--- begin ---

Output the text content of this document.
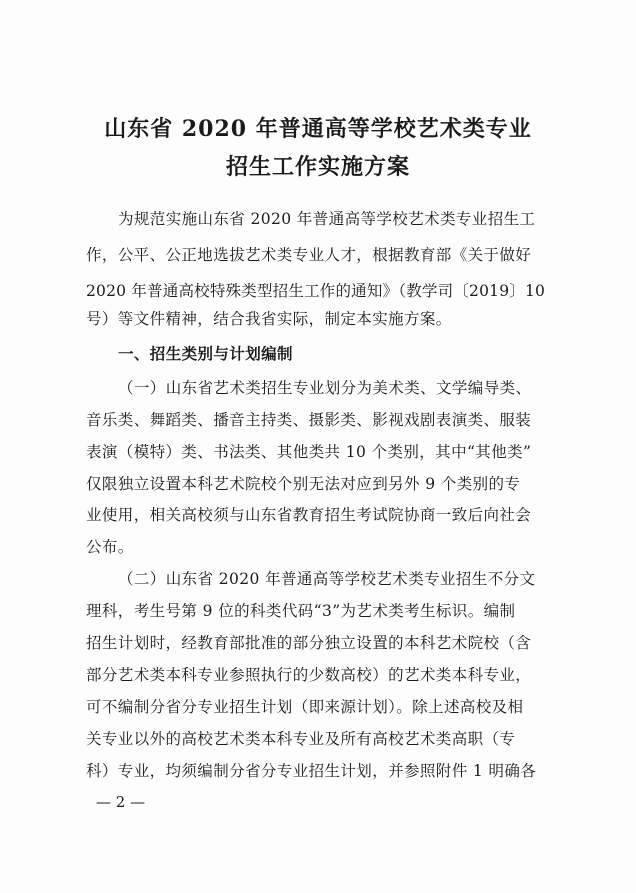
山东省 2020 年普通高等学校艺术类专业
招生工作实施方案
为规范实施山东省 2020 年普通高等学校艺术类专业招生工
作，公平、公正地选拔艺术类专业人才，根据教育部《关于做好
2020 年普通高校特殊类型招生工作的通知》（教学司〔2019〕10
号）等文件精神，结合我省实际，制定本实施方案。
一、招生类别与计划编制
（一）山东省艺术类招生专业划分为美术类、文学编导类、
音乐类、舞蹈类、播音主持类、摄影类、影视戏剧表演类、服装
表演（模特）类、书法类、其他类共 10 个类别，其中“其他类”
仅限独立设置本科艺术院校个别无法对应到另外 9 个类别的专
业使用，相关高校须与山东省教育招生考试院协商一致后向社会
公布。
（二）山东省 2020 年普通高等学校艺术类专业招生不分文
理科，考生号第 9 位的科类代码“3”为艺术类考生标识。编制
招生计划时，经教育部批准的部分独立设置的本科艺术院校（含
部分艺术类本科专业参照执行的少数高校）的艺术类本科专业，
可不编制分省分专业招生计划（即来源计划）。除上述高校及相
关专业以外的高校艺术类本科专业及所有高校艺术类高职（专
科）专业，均须编制分省分专业招生计划，并参照附件 1 明确各
— 2 —
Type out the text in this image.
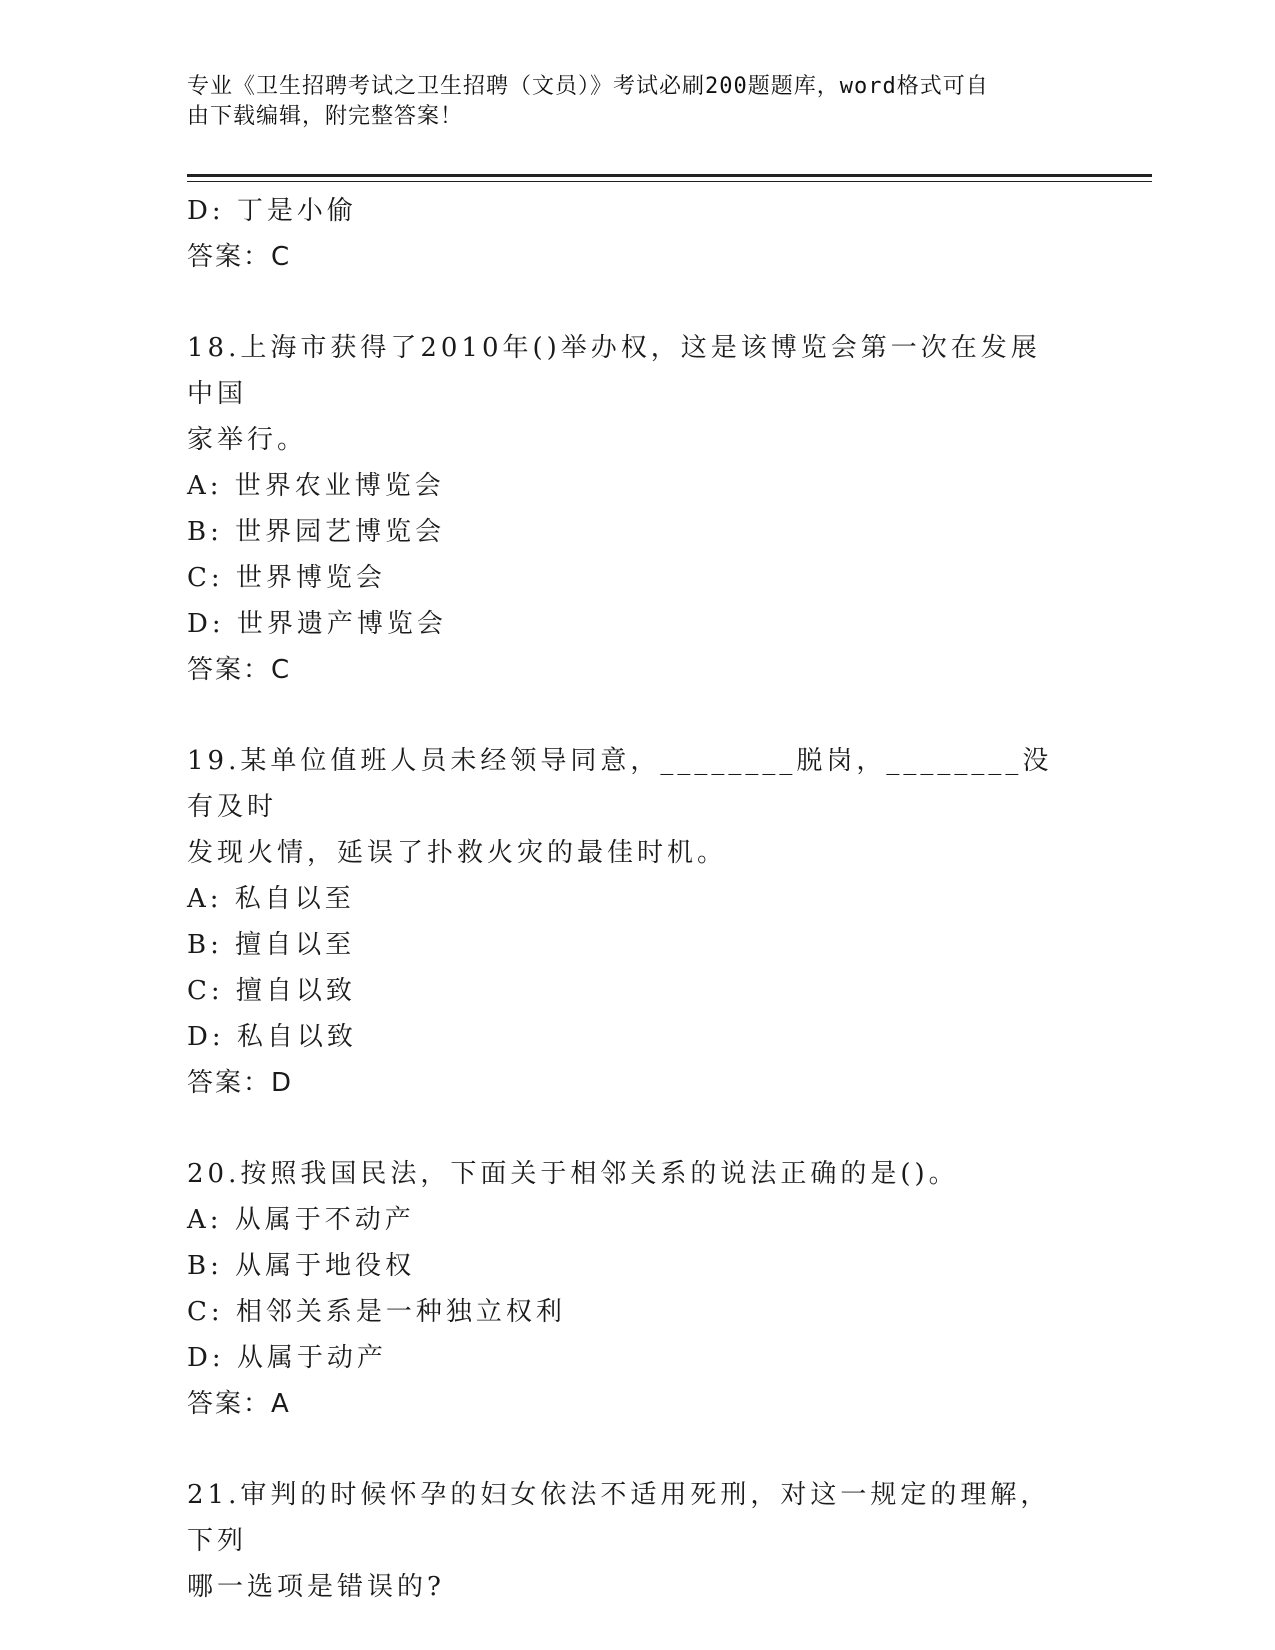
专业《卫生招聘考试之卫生招聘（文员）》考试必刷200题题库，word格式可自
由下载编辑，附完整答案！
D: 丁是小偷
答案：C
18.上海市获得了2010年()举办权，这是该博览会第一次在发展中国
家举行。
A: 世界农业博览会
B: 世界园艺博览会
C: 世界博览会
D: 世界遗产博览会
答案：C
19.某单位值班人员未经领导同意，________脱岗，________没有及时
发现火情，延误了扑救火灾的最佳时机。
A: 私自以至
B: 擅自以至
C: 擅自以致
D: 私自以致
答案：D
20.按照我国民法，下面关于相邻关系的说法正确的是()。
A: 从属于不动产
B: 从属于地役权
C: 相邻关系是一种独立权利
D: 从属于动产
答案：A
21.审判的时候怀孕的妇女依法不适用死刑，对这一规定的理解，下列
哪一选项是错误的?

--- end ---

JOB ->
Apart from the pictures, the entries above are to be repeated in full and exactly.

WRITTEN REPLY ->
Output the text content of this document.
山东省 2020 年普通高等学校艺术类专业
招生工作实施方案
为规范实施山东省 2020 年普通高等学校艺术类专业招生工
作，公平、公正地选拔艺术类专业人才，根据教育部《关于做好
2020 年普通高校特殊类型招生工作的通知》（教学司〔2019〕10
号）等文件精神，结合我省实际，制定本实施方案。
一、招生类别与计划编制
（一）山东省艺术类招生专业划分为美术类、文学编导类、
音乐类、舞蹈类、播音主持类、摄影类、影视戏剧表演类、服装
表演（模特）类、书法类、其他类共 10 个类别，其中“其他类”
仅限独立设置本科艺术院校个别无法对应到另外 9 个类别的专
业使用，相关高校须与山东省教育招生考试院协商一致后向社会
公布。
（二）山东省 2020 年普通高等学校艺术类专业招生不分文
理科，考生号第 9 位的科类代码“3”为艺术类考生标识。编制
招生计划时，经教育部批准的部分独立设置的本科艺术院校（含
部分艺术类本科专业参照执行的少数高校）的艺术类本科专业，
可不编制分省分专业招生计划（即来源计划）。除上述高校及相
关专业以外的高校艺术类本科专业及所有高校艺术类高职（专
科）专业，均须编制分省分专业招生计划，并参照附件 1 明确各
— 2 —
Type out the text in this image.
专业《卫生招聘考试之卫生招聘（文员）》考试必刷200题题库，word格式可自
由下载编辑，附完整答案！
D: 丁是小偷
答案：C
18.上海市获得了2010年()举办权，这是该博览会第一次在发展中国
家举行。
A: 世界农业博览会
B: 世界园艺博览会
C: 世界博览会
D: 世界遗产博览会
答案：C
19.某单位值班人员未经领导同意，________脱岗，________没有及时
发现火情，延误了扑救火灾的最佳时机。
A: 私自以至
B: 擅自以至
C: 擅自以致
D: 私自以致
答案：D
20.按照我国民法，下面关于相邻关系的说法正确的是()。
A: 从属于不动产
B: 从属于地役权
C: 相邻关系是一种独立权利
D: 从属于动产
答案：A
21.审判的时候怀孕的妇女依法不适用死刑，对这一规定的理解，下列
哪一选项是错误的?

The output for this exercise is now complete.